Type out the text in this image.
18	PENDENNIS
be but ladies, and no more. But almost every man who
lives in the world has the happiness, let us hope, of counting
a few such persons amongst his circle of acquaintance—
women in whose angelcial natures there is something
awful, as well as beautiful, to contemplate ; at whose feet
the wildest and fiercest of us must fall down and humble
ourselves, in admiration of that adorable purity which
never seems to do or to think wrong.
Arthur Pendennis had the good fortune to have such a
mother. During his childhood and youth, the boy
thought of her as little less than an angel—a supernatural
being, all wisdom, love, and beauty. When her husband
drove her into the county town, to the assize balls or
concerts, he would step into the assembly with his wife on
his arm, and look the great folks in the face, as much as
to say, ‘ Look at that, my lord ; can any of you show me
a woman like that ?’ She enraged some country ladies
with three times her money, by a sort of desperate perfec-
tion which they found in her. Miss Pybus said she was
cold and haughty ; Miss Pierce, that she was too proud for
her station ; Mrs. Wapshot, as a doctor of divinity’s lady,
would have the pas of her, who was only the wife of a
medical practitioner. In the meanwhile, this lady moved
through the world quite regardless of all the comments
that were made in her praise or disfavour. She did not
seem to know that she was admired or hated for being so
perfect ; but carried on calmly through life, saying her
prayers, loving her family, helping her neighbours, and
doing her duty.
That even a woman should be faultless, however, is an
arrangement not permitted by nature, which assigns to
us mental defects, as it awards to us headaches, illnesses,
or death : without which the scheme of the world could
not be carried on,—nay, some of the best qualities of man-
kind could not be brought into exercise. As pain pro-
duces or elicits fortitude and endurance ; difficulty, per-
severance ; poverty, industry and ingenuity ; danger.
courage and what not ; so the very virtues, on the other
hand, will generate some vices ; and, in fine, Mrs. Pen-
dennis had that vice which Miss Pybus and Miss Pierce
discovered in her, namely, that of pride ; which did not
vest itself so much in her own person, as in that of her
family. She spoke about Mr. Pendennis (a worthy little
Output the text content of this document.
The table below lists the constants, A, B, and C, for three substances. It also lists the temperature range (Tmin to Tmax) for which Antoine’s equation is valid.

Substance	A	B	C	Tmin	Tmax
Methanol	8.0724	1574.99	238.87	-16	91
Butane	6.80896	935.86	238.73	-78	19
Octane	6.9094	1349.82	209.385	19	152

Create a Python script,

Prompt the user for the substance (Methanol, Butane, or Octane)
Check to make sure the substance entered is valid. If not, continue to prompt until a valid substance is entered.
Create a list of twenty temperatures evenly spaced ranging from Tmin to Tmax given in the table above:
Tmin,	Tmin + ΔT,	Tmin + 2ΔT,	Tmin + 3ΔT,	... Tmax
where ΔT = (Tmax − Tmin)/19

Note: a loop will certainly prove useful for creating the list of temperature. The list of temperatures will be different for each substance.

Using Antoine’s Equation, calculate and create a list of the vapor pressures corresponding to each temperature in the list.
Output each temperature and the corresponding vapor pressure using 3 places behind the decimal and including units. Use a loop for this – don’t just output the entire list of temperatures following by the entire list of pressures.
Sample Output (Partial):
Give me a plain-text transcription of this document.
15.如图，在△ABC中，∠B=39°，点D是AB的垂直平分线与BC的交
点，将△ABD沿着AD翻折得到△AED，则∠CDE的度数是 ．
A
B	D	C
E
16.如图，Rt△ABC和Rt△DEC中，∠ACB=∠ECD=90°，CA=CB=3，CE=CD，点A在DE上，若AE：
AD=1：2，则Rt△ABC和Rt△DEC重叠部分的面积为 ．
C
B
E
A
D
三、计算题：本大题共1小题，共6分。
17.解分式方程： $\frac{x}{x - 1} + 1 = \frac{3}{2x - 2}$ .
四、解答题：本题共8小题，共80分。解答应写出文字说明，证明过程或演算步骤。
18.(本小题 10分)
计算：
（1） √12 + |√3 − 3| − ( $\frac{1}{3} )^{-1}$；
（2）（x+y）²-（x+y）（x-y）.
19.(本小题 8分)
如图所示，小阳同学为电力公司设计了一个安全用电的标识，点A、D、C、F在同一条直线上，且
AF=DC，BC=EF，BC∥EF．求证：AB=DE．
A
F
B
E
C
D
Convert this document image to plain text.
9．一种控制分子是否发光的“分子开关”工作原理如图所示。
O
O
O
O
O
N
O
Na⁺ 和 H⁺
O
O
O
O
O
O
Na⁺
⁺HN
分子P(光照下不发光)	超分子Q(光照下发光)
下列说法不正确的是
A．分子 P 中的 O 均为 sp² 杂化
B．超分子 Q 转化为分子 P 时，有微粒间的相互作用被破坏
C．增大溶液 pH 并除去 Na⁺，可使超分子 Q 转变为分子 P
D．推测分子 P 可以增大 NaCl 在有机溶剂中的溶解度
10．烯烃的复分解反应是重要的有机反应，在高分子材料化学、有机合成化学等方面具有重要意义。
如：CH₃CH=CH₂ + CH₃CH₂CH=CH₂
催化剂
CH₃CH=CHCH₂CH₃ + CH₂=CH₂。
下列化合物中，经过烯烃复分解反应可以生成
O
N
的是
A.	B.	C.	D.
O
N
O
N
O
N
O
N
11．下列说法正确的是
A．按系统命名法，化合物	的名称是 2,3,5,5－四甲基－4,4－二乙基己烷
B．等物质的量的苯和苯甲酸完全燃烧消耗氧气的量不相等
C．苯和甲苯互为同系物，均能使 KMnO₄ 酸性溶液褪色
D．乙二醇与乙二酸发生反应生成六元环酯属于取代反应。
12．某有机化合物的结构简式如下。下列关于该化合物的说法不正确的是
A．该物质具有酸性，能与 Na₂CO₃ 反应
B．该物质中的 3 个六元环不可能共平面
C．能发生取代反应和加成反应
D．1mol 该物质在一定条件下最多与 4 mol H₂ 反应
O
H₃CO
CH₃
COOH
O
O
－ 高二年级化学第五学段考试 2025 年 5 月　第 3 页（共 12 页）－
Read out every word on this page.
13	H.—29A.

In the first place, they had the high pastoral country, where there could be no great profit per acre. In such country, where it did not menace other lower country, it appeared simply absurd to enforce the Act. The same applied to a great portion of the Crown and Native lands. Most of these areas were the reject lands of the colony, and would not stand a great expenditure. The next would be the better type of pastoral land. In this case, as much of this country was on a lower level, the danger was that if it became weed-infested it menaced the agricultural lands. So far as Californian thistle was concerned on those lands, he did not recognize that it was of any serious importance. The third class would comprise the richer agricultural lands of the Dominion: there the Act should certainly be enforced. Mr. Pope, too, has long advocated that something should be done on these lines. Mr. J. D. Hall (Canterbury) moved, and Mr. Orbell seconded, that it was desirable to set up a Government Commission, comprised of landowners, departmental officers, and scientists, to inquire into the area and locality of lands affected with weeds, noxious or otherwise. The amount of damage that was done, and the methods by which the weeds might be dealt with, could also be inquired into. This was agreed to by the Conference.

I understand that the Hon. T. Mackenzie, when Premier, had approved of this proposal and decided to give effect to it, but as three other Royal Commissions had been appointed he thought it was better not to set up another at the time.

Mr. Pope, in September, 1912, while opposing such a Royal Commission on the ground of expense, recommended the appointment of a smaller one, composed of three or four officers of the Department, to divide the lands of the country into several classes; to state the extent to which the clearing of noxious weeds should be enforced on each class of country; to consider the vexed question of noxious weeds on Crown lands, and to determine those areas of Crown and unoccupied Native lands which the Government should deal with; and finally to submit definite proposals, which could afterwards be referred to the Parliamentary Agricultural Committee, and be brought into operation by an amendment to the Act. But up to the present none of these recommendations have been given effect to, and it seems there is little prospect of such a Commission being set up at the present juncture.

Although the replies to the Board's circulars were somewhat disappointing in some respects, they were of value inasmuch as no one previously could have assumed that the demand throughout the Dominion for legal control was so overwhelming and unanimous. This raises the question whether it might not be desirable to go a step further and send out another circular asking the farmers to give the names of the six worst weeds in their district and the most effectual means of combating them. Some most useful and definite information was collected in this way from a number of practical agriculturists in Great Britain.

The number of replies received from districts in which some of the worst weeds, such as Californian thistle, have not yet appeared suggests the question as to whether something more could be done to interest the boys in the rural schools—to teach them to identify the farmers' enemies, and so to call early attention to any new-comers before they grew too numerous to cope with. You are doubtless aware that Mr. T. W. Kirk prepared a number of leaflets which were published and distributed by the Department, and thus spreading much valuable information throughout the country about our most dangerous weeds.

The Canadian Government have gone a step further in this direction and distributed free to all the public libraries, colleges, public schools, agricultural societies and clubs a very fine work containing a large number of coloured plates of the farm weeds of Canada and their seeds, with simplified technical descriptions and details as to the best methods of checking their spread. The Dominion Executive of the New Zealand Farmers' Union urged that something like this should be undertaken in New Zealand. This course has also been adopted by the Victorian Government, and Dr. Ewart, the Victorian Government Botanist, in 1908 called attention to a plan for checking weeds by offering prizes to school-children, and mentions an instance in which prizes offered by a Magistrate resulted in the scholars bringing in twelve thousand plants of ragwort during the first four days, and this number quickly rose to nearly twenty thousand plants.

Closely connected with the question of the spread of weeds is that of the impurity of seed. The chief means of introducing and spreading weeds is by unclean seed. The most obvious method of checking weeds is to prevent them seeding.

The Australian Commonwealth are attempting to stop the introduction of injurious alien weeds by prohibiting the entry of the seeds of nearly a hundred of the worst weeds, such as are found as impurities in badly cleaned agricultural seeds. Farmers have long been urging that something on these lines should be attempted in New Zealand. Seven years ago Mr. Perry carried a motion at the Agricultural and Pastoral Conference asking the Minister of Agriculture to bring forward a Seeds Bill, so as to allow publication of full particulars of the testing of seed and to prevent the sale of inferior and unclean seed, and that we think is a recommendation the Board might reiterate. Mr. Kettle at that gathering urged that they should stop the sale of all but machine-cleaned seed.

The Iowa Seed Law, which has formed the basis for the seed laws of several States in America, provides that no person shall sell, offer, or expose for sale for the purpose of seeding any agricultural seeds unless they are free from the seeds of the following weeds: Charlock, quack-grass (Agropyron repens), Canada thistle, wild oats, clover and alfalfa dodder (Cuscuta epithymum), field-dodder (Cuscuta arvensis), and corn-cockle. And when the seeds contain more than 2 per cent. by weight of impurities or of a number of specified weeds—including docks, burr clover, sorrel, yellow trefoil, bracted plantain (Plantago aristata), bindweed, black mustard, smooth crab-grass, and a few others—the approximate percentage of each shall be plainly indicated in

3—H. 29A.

++++++

# What you should do:
Extract, from the material above, each line holding the word "three".

# Solution to the exercise:
with three times her money, by a sort of desperate perfec-
The table below lists the constants, A, B, and C, for three substances. It also lists the temperature range (Tmin to Tmax) for which Antoine’s equation is valid.
I understand that the Hon. T. Mackenzie, when Premier, had approved of this proposal and decided to give effect to it, but as three other Royal Commissions had been appointed he thought it was better not to set up another at the time.
Mr. Pope, in September, 1912, while opposing such a Royal Commission on the ground of expense, recommended the appointment of a smaller one, composed of three or four officers of the Department, to divide the lands of the country into several classes; to state the extent to which the clearing of noxious weeds should be enforced on each class of country; to consider the vexed question of noxious weeds on Crown lands, and to determine those areas of Crown and unoccupied Native lands which the Government should deal with; and finally to submit definite proposals, which could afterwards be referred to the Parliamentary Agricultural Committee, and be brought into operation by an amendment to the Act. But up to the present none of these recommendations have been given effect to, and it seems there is little prospect of such a Commission being set up at the present juncture.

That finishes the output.